WORK TO BE COMPLETED
Below is the data. Give it again, complete and exact.

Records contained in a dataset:
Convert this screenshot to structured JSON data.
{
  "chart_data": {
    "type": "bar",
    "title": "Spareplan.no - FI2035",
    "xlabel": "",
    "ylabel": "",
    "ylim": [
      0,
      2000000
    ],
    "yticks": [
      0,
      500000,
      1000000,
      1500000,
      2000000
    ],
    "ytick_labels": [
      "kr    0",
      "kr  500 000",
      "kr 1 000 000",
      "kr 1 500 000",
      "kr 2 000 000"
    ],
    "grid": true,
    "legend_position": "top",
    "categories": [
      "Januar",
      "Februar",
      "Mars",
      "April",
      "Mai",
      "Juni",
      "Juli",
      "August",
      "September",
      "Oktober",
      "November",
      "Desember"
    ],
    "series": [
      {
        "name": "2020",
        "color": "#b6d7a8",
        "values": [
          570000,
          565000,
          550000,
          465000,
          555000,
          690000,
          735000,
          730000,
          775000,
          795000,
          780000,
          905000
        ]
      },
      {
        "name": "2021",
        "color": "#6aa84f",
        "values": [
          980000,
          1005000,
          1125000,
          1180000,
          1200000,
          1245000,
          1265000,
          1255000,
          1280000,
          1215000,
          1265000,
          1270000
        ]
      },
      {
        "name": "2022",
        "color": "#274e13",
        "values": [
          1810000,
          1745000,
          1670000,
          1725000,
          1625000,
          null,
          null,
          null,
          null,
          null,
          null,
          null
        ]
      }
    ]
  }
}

REPLY TO THE TASK
Convert this screenshot to structured JSON data.
{
  "chart_data": {
    "type": "bar",
    "title": "Spareplan.no - FI2035",
    "xlabel": "",
    "ylabel": "",
    "ylim": [
      0,
      2000000
    ],
    "yticks": [
      0,
      500000,
      1000000,
      1500000,
      2000000
    ],
    "ytick_labels": [
      "kr    0",
      "kr  500 000",
      "kr 1 000 000",
      "kr 1 500 000",
      "kr 2 000 000"
    ],
    "grid": true,
    "legend_position": "top",
    "categories": [
      "Januar",
      "Februar",
      "Mars",
      "April",
      "Mai",
      "Juni",
      "Juli",
      "August",
      "September",
      "Oktober",
      "November",
      "Desember"
    ],
    "series": [
      {
        "name": "2020",
        "color": "#b6d7a8",
        "values": [
          570000,
          565000,
          550000,
          465000,
          555000,
          690000,
          735000,
          730000,
          775000,
          795000,
          780000,
          905000
        ]
      },
      {
        "name": "2021",
        "color": "#6aa84f",
        "values": [
          980000,
          1005000,
          1125000,
          1180000,
          1200000,
          1245000,
          1265000,
          1255000,
          1280000,
          1215000,
          1265000,
          1270000
        ]
      },
      {
        "name": "2022",
        "color": "#274e13",
        "values": [
          1810000,
          1745000,
          1670000,
          1725000,
          1625000,
          null,
          null,
          null,
          null,
          null,
          null,
          null
        ]
      }
    ]
  }
}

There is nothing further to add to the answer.